=== Document passage ===
━━━━━━

# Howso Engine Inference 

## Overview 

 
Howso Engine is a generalized Machine Learning (ML) and Artificial Intelligence platform that creates powerful decision-making models that are fully explainable, auditable, and editable. Howso Engine uses Instance-Based Machine Learning which stores instances, i.e., data points, in memory and makes predictions about new instances given their relationship to existing instances. This technology harnesses a fast spatial query system and techniques from information theory to enhance both performance and accuracy. 


In this notebook we will explore the most basic workflow for training Howso Engine and making predictions. 


In [1]:
from pmlb import fetch_data

from howso.engine import Trainee
from howso.utilities import infer_feature_attributes

# Step 1: Import Data

Our example dataset for this recipe is the well known `Adult` dataset. This dataset consists of 14 Context Features and 1 Action Feature. The Action Feature in this version of the `Adult` dataset has been renamed to `target` and it takes the form of a binary indicator for whether a person in the data makes more than $50,000/year (*target*=1) or less (*target*=0).

━━━━━━

=== Dataset extract ===
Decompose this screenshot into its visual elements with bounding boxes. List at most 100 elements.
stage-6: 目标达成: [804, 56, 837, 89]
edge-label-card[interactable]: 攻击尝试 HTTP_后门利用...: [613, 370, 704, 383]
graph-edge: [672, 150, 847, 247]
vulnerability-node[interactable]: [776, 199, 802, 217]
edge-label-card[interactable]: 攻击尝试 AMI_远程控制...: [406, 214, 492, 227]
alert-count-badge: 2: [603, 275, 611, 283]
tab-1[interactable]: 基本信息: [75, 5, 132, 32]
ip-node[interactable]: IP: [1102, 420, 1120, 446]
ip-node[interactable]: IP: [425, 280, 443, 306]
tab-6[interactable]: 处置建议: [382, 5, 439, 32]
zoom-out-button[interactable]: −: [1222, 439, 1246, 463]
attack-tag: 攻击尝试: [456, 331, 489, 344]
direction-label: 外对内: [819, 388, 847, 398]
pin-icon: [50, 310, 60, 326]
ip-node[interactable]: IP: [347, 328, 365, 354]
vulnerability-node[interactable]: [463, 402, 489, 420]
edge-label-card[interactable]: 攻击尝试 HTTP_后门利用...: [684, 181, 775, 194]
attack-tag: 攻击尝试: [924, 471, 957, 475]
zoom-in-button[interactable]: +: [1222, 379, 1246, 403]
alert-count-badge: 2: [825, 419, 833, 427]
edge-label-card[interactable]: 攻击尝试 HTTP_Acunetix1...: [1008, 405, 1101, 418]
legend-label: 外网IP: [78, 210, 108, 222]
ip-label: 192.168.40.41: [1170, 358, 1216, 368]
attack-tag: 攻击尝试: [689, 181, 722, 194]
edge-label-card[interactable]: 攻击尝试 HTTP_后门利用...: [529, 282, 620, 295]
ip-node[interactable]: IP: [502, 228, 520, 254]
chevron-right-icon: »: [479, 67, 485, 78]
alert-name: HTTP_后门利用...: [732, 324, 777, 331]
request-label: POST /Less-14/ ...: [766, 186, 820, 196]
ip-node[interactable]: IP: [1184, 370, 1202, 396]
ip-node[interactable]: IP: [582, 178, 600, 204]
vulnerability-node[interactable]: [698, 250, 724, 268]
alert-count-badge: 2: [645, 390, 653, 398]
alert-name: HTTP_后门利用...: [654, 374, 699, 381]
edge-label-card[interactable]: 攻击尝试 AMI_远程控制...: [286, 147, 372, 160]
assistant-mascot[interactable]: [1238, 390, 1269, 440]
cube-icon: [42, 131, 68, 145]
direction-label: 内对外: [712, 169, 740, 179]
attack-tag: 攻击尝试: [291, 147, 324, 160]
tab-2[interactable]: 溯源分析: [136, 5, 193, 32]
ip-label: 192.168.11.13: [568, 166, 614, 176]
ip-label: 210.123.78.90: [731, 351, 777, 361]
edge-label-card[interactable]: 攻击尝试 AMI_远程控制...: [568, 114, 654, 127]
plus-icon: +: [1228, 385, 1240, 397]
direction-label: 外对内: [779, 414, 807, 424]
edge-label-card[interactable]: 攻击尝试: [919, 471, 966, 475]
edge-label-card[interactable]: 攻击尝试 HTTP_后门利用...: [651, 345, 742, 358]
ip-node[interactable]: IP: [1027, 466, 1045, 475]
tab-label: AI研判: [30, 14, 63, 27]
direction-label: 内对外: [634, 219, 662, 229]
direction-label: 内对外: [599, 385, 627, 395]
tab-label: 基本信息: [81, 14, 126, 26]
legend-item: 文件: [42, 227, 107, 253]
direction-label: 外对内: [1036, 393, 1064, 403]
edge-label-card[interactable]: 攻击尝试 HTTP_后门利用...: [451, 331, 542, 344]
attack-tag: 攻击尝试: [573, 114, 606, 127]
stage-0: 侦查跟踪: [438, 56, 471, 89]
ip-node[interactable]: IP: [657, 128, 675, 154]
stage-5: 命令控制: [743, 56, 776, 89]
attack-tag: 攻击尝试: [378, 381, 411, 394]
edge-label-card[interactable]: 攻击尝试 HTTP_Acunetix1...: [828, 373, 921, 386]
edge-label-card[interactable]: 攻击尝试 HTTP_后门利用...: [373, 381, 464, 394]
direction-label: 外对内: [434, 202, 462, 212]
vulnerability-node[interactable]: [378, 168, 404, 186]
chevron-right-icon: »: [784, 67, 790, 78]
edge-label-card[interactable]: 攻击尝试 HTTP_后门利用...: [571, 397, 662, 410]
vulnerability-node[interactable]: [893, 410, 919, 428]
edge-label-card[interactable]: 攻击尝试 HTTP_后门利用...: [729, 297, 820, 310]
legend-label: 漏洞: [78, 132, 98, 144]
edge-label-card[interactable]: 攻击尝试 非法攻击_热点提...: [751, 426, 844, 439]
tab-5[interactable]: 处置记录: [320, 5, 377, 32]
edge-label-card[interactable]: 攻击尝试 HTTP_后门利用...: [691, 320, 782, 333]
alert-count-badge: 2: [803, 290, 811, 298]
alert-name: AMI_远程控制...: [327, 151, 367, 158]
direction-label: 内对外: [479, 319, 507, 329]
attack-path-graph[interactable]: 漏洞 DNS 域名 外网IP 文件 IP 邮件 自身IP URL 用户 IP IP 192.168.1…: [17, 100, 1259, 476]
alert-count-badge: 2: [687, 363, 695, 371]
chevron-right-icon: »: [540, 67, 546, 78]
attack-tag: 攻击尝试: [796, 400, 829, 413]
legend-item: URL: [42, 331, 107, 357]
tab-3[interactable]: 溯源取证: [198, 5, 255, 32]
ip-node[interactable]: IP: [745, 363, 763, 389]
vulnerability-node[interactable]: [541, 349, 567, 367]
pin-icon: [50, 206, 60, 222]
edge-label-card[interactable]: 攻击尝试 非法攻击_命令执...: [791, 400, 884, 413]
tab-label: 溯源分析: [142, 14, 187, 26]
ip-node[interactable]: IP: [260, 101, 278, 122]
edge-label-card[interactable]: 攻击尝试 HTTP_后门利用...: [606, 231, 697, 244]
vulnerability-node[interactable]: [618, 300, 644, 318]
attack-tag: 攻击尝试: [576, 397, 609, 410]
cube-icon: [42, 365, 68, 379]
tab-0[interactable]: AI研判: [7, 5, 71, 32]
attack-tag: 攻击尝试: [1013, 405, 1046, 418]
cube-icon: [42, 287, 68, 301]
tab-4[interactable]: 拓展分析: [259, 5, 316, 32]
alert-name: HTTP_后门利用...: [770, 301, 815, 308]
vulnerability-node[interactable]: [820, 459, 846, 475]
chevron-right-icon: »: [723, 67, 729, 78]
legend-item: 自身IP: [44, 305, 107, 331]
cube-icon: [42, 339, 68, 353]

━━━━━━

=== Problem set ===
- A) Return everything in the Howso Engine page from "# Howso Engine" down to "and making predictions.", copied word for word.
- B) In one to three sentences, explain why, according to the Howso Engine page, the technology draws on a fast spatial query system and techniques from information theory.
The listing has no connection to the Howso Engine page.

=== Answers to the exercises ===
- A)
# Howso Engine Inference 

## Overview 

 
Howso Engine is a generalized Machine Learning (ML) and Artificial Intelligence platform that creates powerful decision-making models that are fully explainable, auditable, and editable. Howso Engine uses Instance-Based Machine Learning which stores instances, i.e., data points, in memory and makes predictions about new instances given their relationship to existing instances. This technology harnesses a fast spatial query system and techniques from information theory to enhance both performance and accuracy. 


In this notebook we will explore the most basic workflow for training Howso Engine and making predictions.

- B) It uses them to improve both performance and accuracy.